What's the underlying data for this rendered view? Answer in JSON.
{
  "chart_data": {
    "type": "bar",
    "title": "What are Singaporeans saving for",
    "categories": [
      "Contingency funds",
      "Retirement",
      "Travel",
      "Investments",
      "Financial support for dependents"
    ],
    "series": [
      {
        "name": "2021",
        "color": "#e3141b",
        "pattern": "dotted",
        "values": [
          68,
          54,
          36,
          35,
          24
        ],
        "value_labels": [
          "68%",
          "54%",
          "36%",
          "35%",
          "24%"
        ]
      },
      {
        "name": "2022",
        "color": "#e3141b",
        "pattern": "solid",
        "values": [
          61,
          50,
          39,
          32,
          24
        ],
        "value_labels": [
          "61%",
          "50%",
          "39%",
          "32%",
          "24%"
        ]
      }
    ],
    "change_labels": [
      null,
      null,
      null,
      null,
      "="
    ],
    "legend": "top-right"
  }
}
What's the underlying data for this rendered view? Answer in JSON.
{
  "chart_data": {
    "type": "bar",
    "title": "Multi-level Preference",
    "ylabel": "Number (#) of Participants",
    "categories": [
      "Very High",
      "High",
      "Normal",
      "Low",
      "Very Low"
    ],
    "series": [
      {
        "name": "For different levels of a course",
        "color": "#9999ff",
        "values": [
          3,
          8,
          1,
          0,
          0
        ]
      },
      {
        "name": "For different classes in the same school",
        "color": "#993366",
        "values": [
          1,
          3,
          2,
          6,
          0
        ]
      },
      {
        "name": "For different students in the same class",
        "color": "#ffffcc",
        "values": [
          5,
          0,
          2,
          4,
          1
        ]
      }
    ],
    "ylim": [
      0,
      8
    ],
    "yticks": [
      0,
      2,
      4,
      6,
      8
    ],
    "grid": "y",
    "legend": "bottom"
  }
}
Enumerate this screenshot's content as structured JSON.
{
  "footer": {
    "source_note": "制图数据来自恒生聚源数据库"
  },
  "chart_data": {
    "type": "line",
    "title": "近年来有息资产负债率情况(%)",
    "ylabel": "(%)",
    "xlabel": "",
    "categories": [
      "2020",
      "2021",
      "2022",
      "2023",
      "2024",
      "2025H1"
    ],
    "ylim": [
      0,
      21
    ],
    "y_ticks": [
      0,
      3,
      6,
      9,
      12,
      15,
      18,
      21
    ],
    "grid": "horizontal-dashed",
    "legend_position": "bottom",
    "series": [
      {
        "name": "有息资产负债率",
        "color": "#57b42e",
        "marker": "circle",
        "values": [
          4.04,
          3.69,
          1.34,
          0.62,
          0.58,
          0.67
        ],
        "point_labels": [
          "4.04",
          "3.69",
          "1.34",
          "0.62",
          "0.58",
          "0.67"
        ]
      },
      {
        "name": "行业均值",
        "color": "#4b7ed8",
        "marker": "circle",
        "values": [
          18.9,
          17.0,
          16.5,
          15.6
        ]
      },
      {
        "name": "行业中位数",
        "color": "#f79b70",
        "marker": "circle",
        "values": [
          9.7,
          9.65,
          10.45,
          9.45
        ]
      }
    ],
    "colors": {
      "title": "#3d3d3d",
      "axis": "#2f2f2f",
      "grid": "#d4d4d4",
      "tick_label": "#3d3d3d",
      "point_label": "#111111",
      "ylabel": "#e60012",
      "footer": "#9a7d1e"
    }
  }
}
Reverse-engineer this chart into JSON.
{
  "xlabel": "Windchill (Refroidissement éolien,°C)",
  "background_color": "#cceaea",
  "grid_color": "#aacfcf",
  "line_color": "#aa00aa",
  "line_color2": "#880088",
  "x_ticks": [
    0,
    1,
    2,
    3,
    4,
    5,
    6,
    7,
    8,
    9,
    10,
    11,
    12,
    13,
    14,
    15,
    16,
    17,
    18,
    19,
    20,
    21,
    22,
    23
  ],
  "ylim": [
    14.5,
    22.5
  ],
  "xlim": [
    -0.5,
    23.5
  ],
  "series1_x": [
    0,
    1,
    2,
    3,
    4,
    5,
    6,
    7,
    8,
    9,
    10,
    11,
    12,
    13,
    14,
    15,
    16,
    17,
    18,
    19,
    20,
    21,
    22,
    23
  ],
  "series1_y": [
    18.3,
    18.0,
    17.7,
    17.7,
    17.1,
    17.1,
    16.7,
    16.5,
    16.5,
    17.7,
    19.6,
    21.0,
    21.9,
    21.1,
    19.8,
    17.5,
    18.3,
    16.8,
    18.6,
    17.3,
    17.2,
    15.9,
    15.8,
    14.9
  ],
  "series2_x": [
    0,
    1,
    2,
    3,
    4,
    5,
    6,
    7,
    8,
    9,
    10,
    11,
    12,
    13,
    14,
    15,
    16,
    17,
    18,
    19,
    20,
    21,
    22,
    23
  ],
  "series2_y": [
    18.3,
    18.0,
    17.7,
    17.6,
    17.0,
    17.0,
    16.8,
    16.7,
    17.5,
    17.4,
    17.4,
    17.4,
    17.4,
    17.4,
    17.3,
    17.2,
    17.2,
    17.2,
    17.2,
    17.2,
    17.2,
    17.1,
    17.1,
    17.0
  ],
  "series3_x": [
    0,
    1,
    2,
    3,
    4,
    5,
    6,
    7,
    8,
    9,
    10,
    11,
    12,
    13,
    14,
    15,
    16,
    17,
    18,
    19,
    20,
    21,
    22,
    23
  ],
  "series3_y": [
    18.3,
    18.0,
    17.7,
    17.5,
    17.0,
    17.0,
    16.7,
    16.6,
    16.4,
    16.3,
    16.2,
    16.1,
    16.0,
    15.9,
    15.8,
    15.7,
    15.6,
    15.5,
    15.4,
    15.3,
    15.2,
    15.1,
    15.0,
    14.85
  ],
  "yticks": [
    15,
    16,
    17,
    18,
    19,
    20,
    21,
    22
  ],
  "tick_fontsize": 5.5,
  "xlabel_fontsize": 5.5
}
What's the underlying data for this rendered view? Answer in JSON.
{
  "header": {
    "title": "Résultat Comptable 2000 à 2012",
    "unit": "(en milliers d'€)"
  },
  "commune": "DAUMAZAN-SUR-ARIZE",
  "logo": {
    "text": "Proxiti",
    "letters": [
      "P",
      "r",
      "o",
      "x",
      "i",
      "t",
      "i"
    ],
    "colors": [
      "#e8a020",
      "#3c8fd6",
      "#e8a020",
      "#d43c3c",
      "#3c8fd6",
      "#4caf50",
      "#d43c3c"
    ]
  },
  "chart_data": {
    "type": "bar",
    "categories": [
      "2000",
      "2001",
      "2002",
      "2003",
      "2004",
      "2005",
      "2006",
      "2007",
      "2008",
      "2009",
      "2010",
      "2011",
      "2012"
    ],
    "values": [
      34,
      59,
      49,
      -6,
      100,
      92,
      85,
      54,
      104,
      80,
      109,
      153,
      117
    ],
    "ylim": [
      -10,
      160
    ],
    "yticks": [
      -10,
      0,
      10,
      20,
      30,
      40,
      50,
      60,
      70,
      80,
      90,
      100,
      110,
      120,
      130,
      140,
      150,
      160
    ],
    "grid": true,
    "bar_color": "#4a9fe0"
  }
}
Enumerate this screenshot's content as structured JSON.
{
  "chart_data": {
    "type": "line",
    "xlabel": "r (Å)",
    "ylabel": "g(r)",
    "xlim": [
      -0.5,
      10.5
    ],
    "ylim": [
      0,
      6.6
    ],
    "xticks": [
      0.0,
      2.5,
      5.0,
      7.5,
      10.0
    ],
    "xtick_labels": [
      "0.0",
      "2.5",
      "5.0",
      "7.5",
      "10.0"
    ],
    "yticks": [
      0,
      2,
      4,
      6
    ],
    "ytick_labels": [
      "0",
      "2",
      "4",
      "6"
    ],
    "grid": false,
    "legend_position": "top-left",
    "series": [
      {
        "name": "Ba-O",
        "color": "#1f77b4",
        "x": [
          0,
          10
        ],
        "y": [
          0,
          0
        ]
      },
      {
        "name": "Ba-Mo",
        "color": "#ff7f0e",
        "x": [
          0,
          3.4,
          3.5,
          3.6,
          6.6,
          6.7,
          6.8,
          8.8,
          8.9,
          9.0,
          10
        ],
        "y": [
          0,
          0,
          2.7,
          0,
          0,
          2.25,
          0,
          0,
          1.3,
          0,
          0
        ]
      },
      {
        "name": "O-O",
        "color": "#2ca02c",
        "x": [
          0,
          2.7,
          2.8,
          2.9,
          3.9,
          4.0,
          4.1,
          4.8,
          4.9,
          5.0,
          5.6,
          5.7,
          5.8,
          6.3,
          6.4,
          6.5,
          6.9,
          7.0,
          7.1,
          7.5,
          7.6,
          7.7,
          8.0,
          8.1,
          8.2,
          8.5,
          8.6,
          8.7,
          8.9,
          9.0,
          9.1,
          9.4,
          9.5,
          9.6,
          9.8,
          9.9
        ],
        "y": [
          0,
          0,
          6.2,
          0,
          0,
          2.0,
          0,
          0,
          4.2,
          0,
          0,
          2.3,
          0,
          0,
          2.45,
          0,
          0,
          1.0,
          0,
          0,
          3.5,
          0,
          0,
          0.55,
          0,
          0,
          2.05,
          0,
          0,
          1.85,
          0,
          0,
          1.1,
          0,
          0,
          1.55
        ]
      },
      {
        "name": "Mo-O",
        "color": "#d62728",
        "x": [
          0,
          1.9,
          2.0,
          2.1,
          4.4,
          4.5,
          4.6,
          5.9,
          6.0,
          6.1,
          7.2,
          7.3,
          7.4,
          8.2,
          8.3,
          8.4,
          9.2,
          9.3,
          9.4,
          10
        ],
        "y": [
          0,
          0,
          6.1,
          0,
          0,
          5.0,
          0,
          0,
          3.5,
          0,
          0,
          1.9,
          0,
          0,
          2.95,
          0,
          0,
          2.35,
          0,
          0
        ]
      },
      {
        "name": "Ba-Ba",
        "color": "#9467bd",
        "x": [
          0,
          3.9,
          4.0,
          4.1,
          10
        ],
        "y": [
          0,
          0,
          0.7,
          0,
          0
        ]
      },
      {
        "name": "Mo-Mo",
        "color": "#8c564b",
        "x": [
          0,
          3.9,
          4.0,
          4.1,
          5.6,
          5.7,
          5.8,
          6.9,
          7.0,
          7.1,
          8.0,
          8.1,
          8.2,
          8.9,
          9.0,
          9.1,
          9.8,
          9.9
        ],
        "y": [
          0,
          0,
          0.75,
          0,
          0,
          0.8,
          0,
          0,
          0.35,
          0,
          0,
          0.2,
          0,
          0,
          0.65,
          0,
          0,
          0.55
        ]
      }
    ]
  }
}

————————

• [PROBLEM]:
Identify lines with the string "title". Copy each one.

• [ANSWER TO THE EXERCISE]:
    "title": "What are Singaporeans saving for",
    "title": "Multi-level Preference",
    "title": "近年来有息资产负债率情况(%)",
      "title": "#3d3d3d",
    "title": "Résultat Comptable 2000 à 2012",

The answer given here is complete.